DATA SECTION:
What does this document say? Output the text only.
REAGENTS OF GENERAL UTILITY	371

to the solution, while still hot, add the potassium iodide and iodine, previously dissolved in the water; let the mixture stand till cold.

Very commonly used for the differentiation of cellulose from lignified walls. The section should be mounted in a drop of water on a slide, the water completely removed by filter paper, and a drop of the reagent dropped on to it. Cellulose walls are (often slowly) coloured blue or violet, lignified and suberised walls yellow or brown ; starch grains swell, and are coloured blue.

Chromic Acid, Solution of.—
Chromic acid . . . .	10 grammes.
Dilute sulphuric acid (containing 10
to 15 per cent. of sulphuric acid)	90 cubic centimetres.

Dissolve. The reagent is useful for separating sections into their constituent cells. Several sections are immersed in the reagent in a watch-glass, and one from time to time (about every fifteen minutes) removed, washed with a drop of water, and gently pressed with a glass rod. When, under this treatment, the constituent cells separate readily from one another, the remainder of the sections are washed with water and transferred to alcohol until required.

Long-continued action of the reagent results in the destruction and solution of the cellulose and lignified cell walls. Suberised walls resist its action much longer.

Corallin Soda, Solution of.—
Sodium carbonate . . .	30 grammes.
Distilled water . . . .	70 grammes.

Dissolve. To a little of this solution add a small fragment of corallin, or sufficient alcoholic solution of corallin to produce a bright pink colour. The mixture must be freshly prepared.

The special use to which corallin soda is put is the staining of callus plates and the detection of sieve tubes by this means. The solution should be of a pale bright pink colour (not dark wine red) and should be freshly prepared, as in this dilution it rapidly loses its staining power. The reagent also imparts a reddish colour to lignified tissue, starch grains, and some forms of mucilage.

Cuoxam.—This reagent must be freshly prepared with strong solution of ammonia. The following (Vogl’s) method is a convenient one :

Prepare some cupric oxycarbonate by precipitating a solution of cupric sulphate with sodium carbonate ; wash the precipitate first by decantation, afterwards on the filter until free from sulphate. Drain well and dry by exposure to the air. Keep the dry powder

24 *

EXERCISE AIM:
Each line in the entries above that includes the string "cellulose" should be extracted.

EXERCISE RESULT:
Very commonly used for the differentiation of cellulose from lignified walls. The section should be mounted in a drop of water on a slide, the water completely removed by filter paper, and a drop of the reagent dropped on to it. Cellulose walls are (often slowly) coloured blue or violet, lignified and suberised walls yellow or brown ; starch grains swell, and are coloured blue.
Long-continued action of the reagent results in the destruction and solution of the cellulose and lignified cell walls. Suberised walls resist its action much longer.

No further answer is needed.